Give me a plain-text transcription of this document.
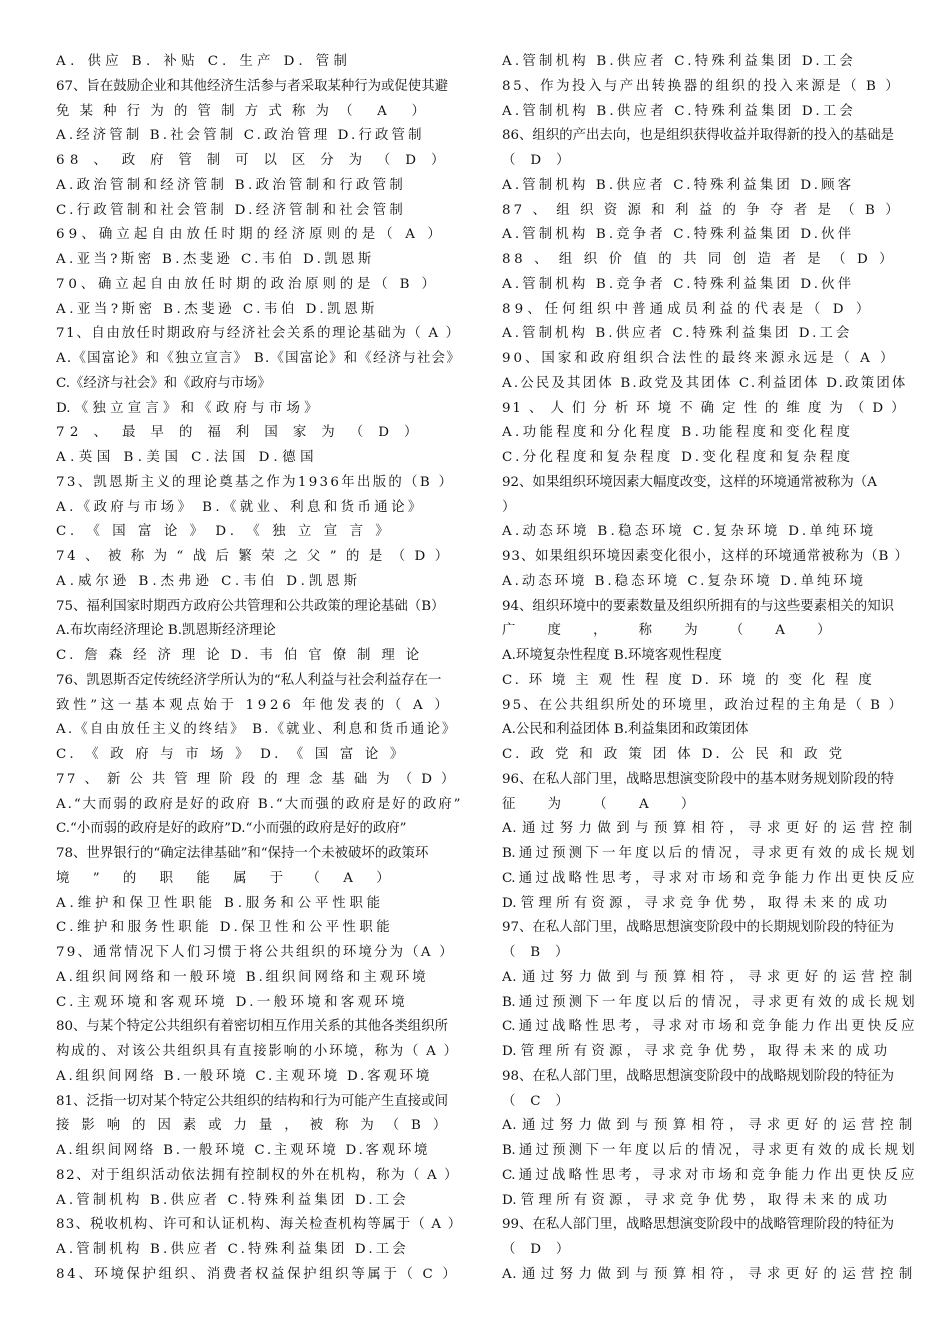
A. 供应 B. 补贴 C. 生产 D. 管制
67、旨在鼓励企业和其他经济生活参与者采取某种行为或促使其避
免某种行为的管制方式称为（ A ）
A.经济管制 B.社会管制 C.政治管理 D.行政管制
68 、 政 府 管 制 可 以 区 分 为 （ D ）
A.政治管制和经济管制 B.政治管制和行政管制
C.行政管制和社会管制 D.经济管制和社会管制
69、确立起自由放任时期的经济原则的是（ A ）
A.亚当?斯密 B.杰斐逊 C.韦伯 D.凯恩斯
70、确立起自由放任时期的政治原则的是（ B ）
A.亚当?斯密 B.杰斐逊 C.韦伯 D.凯恩斯
71、自由放任时期政府与经济社会关系的理论基础为（ A ）
A.《国富论》和《独立宣言》 B.《国富论》和《经济与社会》
C.《经济与社会》和《政府与市场》
D. 《 独 立 宣 言 》 和 《 政 府 与 市 场 》
72 、 最 早 的 福 利 国 家 为 （ D ）
A.英国 B.美国 C.法国 D.德国
73、凯恩斯主义的理论奠基之作为1936年出版的（B ）
A.《政府与市场》 B.《就业、利息和货币通论》
C. 《 国 富 论 》 D. 《 独 立 宣 言 》
74 、 被 称 为 “ 战 后 繁 荣 之 父 ” 的 是 （ D ）
A.威尔逊 B.杰弗逊 C.韦伯 D.凯恩斯
75、福利国家时期西方政府公共管理和公共政策的理论基础（B）
A.布坎南经济理论 B.凯恩斯经济理论
C. 詹 森 经 济 理 论 D. 韦 伯 官 僚 制 理 论
76、凯恩斯否定传统经济学所认为的“私人利益与社会利益存在一
致性”这一基本观点始于 1926 年他发表的（ A ）
A.《自由放任主义的终结》 B.《就业、利息和货币通论》
C. 《 政 府 与 市 场 》 D. 《 国 富 论 》
77 、 新 公 共 管 理 阶 段 的 理 念 基 础 为 （ D ）
A.“大而弱的政府是好的政府 B.“大而强的政府是好的政府”
C.“小而弱的政府是好的政府”D.“小而强的政府是好的政府”
78、世界银行的“确定法律基础”和“保持一个未被破坏的政策环
境 ” 的 职 能 属 于 （ A ）
A.维护和保卫性职能 B.服务和公平性职能
C.维护和服务性职能 D.保卫性和公平性职能
79、通常情况下人们习惯于将公共组织的环境分为（A ）
A.组织间网络和一般环境 B.组织间网络和主观环境
C.主观环境和客观环境 D.一般环境和客观环境
80、与某个特定公共组织有着密切相互作用关系的其他各类组织所
构成的、对该公共组织具有直接影响的小环境，称为（ A ）
A.组织间网络 B.一般环境 C.主观环境 D.客观环境
81、泛指一切对某个特定公共组织的结构和行为可能产生直接或间
接 影 响 的 因 素 或 力 量 ， 被 称 为 （ B ）
A.组织间网络 B.一般环境 C.主观环境 D.客观环境
82、对于组织活动依法拥有控制权的外在机构，称为（ A ）
A.管制机构 B.供应者 C.特殊利益集团 D.工会
83、税收机构、许可和认证机构、海关检查机构等属于（ A ）
A.管制机构 B.供应者 C.特殊利益集团 D.工会
84、环境保护组织、消费者权益保护组织等属于（ C ）
A.管制机构 B.供应者 C.特殊利益集团 D.工会
85、作为投入与产出转换器的组织的投入来源是（ B ）
A.管制机构 B.供应者 C.特殊利益集团 D.工会
86、组织的产出去向，也是组织获得收益并取得新的投入的基础是
（ D ）
A.管制机构 B.供应者 C.特殊利益集团 D.顾客
87 、 组 织 资 源 和 利 益 的 争 夺 者 是 （ B ）
A.管制机构 B.竞争者 C.特殊利益集团 D.伙伴
88 、 组 织 价 值 的 共 同 创 造 者 是 （ D ）
A.管制机构 B.竞争者 C.特殊利益集团 D.伙伴
89、任何组织中普通成员利益的代表是（ D ）
A.管制机构 B.供应者 C.特殊利益集团 D.工会
90、国家和政府组织合法性的最终来源永远是（ A ）
A.公民及其团体 B.政党及其团体 C.利益团体 D.政策团体
91 、 人 们 分 析 环 境 不 确 定 性 的 维 度 为 （ D ）
A.功能程度和分化程度 B.功能程度和变化程度
C.分化程度和复杂程度 D.变化程度和复杂程度
92、如果组织环境因素大幅度改变，这样的环境通常被称为（A
）
A.动态环境 B.稳态环境 C.复杂环境 D.单纯环境
93、如果组织环境因素变化很小，这样的环境通常被称为（B ）
A.动态环境 B.稳态环境 C.复杂环境 D.单纯环境
94、组织环境中的要素数量及组织所拥有的与这些要素相关的知识
广 度 ， 称 为 （ A ）
A.环境复杂性程度 B.环境客观性程度
C. 环 境 主 观 性 程 度 D. 环 境 的 变 化 程 度
95、在公共组织所处的环境里，政治过程的主角是（ B ）
A.公民和利益团体 B.利益集团和政策团体
C. 政 党 和 政 策 团 体 D. 公 民 和 政 党
96、在私人部门里，战略思想演变阶段中的基本财务规划阶段的特
征 为 （ A ）
A. 通 过 努 力 做 到 与 预 算 相 符 ， 寻 求 更 好 的 运 营 控 制
B. 通 过 预 测 下 一 年 度 以 后 的 情 况 ， 寻 求 更 有 效 的 成 长 规 划
C. 通 过 战 略 性 思 考 ， 寻 求 对 市 场 和 竞 争 能 力 作 出 更 快 反 应
D. 管 理 所 有 资 源 ， 寻 求 竞 争 优 势 ， 取 得 未 来 的 成 功
97、在私人部门里，战略思想演变阶段中的长期规划阶段的特征为
（ B ）
A. 通 过 努 力 做 到 与 预 算 相 符 ， 寻 求 更 好 的 运 营 控 制
B. 通 过 预 测 下 一 年 度 以 后 的 情 况 ， 寻 求 更 有 效 的 成 长 规 划
C. 通 过 战 略 性 思 考 ， 寻 求 对 市 场 和 竞 争 能 力 作 出 更 快 反 应
D. 管 理 所 有 资 源 ， 寻 求 竞 争 优 势 ， 取 得 未 来 的 成 功
98、在私人部门里，战略思想演变阶段中的战略规划阶段的特征为
（ C ）
A. 通 过 努 力 做 到 与 预 算 相 符 ， 寻 求 更 好 的 运 营 控 制
B. 通 过 预 测 下 一 年 度 以 后 的 情 况 ， 寻 求 更 有 效 的 成 长 规 划
C. 通 过 战 略 性 思 考 ， 寻 求 对 市 场 和 竞 争 能 力 作 出 更 快 反 应
D. 管 理 所 有 资 源 ， 寻 求 竞 争 优 势 ， 取 得 未 来 的 成 功
99、在私人部门里，战略思想演变阶段中的战略管理阶段的特征为
（ D ）
A. 通 过 努 力 做 到 与 预 算 相 符 ， 寻 求 更 好 的 运 营 控 制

■ ■ ■ ■ ■ ■ ■

# [YOUR INSTRUCTIONS]
Go through the listing above and list every line that has the word "这样的环境通常被称为".

# [TASK SOLUTION]
92、如果组织环境因素大幅度改变，这样的环境通常被称为（A
93、如果组织环境因素变化很小，这样的环境通常被称为（B ）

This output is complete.